> CHECK YOUR UNDERSTANDING:
1. For each statement below, decide whether the repository page on the eastern Lachlan Orogen agrees with it, and answer yes or no with the text's deciding words quoted exactly: (a) The Molong Volcanic Belt has lower bulk density than the Junee-Narromine Volcanic Belt. (b) The high-level upper crustal slivers formed mostly during the Silurian. (c) The article appeared in volume 32 of Exploration Geophysics.
2. Answer these questions from the repository page on the eastern Lachlan Orogen, one per line: (a) How large is the downloadable PDF? (b) Under what license is the file available? (c) What is the lower crust interpreted to be a stacked pile of?

Library Open Repository
Integrated geophysical appraisal of crustal architecture in the eastern Lachlan Orogen
Direen, NG and Lyons, P and Korsch, RJ and Glen, RA (2001) Integrated geophysical appraisal of crustal architecture in the eastern Lachlan Orogen. Exploration Geophysics, 32 (4). pp. 252-262. ISSN 0812-3985
NELO_ASEG_251_-...PDF | Download (10MB)
Available under University of Tasmania Standard License.
Forward modelling of potential field data, combined with new geological mapping and deep seismic reflection transects acquired by the Australian Geodynamics Cooperative Research Centre (AGCRC) and New South Wales Department of Mineral Resources, has led to iterative testing of models of crustal architecture of the eastern Lachlan Orogen in New South Wales. This integrated analysis has led to new conclusions about the subsurface that are unlikely to be deduced solely from any of the individual data sets used. Conclusions supported by the consideration of these data include: • Presence of lower crust in the eastern Lachlan Orogen, characterised by higher than average crustal density, high P- wave velocities, and repeated, stacked bands of strong reflectivity. This crust is interpreted to be a stacked pile of metaturbidites and modified oceanic crust (greenstones). • Presence of large volumes of Ordovician volcanic rocks underlying many areas of Silurian-Devonian basin rocks. • Evidence for extensive, deep-cutting blind thrust faults and detachments throughout the crustal section. Major movements on these faults during the early Silurian appear to have significantly thickened the whole crust. • Evidence for many high-level upper crustal slivers, mostly formed during the Carboniferous. • Differences between the western Ordovician Junee-Narromine Volcanic Belt and the eastern Ordovician Molong Volcanic Belt. The former is quite dense, and is inferred to have a large volume of lavas and intrusive rocks. Its structural style is predominantly that of an imbricate stack around a deeper-rooted core. The latter has lower bulk density, and a higher volume of volcaniclastic material. It is now entirely composed of thin, imbricate slices. These differences suggest that the eastern belt may be the rifted off forearc or apron of the western belt which may be the original magmatic centre. • Evidence for different styles of granite intrusion, reflected in different intrusive geometry of Silurian, Devonian and Carboniferous granites.

> RECORD SET:
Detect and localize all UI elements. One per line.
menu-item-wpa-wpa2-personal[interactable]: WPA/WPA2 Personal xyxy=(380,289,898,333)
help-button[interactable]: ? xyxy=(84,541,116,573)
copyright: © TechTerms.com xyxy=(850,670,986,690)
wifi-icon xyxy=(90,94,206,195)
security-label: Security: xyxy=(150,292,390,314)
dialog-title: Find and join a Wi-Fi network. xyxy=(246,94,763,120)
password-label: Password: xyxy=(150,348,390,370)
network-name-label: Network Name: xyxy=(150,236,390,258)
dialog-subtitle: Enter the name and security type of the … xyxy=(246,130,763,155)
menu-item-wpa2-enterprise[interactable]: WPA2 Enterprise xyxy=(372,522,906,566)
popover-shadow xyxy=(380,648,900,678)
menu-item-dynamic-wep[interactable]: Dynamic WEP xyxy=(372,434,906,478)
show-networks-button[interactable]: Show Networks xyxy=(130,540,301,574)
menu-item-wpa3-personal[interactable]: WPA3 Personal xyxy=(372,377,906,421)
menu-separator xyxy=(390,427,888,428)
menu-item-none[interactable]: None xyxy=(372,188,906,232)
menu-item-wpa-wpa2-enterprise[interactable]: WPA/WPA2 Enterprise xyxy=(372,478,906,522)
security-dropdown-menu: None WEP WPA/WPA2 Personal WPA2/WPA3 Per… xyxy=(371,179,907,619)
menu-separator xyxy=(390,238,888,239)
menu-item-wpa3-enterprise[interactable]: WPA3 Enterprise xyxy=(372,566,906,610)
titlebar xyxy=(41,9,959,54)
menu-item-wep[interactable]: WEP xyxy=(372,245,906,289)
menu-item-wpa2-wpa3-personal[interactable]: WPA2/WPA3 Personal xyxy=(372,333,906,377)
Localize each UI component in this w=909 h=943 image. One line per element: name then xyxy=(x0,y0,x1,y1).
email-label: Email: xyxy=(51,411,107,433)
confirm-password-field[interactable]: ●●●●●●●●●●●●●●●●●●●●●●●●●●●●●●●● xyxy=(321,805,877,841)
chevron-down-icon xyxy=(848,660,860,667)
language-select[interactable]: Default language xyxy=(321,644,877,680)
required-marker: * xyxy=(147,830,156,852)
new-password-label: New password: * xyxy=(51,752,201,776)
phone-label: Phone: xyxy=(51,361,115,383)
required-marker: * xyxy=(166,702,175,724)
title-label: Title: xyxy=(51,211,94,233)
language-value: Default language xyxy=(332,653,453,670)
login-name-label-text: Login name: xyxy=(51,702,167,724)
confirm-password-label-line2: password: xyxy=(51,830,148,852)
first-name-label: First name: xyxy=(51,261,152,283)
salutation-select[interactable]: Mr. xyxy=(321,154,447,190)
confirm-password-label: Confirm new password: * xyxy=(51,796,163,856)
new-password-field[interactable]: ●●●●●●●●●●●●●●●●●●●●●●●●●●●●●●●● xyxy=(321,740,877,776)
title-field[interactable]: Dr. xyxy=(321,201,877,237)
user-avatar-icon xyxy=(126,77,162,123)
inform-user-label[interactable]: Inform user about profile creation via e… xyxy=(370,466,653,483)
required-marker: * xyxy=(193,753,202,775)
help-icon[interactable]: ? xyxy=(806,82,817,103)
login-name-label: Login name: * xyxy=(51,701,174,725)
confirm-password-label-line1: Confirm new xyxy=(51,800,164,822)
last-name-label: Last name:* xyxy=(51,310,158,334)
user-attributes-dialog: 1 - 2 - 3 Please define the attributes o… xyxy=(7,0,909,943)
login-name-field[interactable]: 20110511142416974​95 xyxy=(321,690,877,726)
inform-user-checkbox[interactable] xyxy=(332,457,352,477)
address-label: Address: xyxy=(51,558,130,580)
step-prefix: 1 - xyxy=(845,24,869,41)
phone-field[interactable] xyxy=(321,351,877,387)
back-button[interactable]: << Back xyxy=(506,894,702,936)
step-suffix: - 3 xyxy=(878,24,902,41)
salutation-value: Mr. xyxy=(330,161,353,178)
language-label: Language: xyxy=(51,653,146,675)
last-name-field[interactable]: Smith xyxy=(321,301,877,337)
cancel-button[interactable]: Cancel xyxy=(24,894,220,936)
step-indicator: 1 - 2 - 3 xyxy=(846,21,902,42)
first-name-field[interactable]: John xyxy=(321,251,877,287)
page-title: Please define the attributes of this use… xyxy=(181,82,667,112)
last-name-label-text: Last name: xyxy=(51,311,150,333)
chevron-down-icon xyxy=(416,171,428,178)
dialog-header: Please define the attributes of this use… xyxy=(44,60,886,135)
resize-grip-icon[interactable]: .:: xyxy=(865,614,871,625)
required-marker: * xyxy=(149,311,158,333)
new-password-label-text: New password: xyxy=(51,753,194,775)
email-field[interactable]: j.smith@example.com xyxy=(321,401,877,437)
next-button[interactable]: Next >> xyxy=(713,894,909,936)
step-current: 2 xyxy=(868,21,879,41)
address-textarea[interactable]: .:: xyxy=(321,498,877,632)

> ANSWER SET:
1.
(a) Yes: "The latter has lower bulk density"
(b) No: "mostly formed during the Carboniferous"
(c) Yes: "Exploration Geophysics, 32 (4)"

2.
(a) 10MB
(b) University of Tasmania Standard License
(c) Metaturbidites and modified oceanic crust (greenstones)